- Your objective
Check the listing below line by line and report how many lines hold "handle", with no other words.

Dataset excerpts

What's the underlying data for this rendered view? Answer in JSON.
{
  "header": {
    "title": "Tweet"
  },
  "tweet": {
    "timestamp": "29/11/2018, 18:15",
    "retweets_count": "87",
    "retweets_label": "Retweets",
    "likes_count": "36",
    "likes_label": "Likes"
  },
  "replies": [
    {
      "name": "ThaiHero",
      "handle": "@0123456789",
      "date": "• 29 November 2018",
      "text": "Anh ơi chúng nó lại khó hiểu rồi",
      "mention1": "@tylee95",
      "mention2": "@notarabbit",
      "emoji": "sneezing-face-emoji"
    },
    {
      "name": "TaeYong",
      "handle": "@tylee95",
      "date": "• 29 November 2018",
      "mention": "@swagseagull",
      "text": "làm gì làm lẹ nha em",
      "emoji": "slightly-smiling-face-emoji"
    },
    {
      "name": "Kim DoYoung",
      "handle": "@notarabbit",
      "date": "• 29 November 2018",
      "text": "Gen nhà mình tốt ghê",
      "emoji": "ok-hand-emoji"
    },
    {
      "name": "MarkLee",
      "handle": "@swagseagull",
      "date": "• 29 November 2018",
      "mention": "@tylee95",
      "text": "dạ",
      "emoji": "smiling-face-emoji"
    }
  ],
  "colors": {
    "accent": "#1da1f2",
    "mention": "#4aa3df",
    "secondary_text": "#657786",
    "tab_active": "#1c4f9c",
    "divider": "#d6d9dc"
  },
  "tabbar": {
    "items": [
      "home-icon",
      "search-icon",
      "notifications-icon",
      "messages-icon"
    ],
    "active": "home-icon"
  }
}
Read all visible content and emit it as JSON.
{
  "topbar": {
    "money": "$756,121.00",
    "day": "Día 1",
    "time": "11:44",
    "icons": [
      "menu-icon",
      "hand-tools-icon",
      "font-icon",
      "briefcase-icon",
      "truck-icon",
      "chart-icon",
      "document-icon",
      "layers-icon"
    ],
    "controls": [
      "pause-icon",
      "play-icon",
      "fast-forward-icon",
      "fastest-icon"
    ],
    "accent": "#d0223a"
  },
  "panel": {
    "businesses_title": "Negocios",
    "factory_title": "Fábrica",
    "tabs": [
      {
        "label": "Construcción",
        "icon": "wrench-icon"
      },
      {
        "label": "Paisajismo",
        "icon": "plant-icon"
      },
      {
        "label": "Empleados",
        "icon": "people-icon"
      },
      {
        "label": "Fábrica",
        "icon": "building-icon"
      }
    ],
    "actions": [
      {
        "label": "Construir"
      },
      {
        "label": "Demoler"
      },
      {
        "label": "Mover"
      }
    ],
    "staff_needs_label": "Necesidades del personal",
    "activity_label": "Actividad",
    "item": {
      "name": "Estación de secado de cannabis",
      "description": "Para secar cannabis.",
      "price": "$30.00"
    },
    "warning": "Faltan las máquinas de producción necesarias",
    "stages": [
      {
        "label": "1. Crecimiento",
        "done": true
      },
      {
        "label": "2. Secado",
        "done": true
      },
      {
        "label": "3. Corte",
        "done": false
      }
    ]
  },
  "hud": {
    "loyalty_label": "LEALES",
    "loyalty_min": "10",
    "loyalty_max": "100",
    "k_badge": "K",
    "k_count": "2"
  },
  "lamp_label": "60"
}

- Response to this exercise
4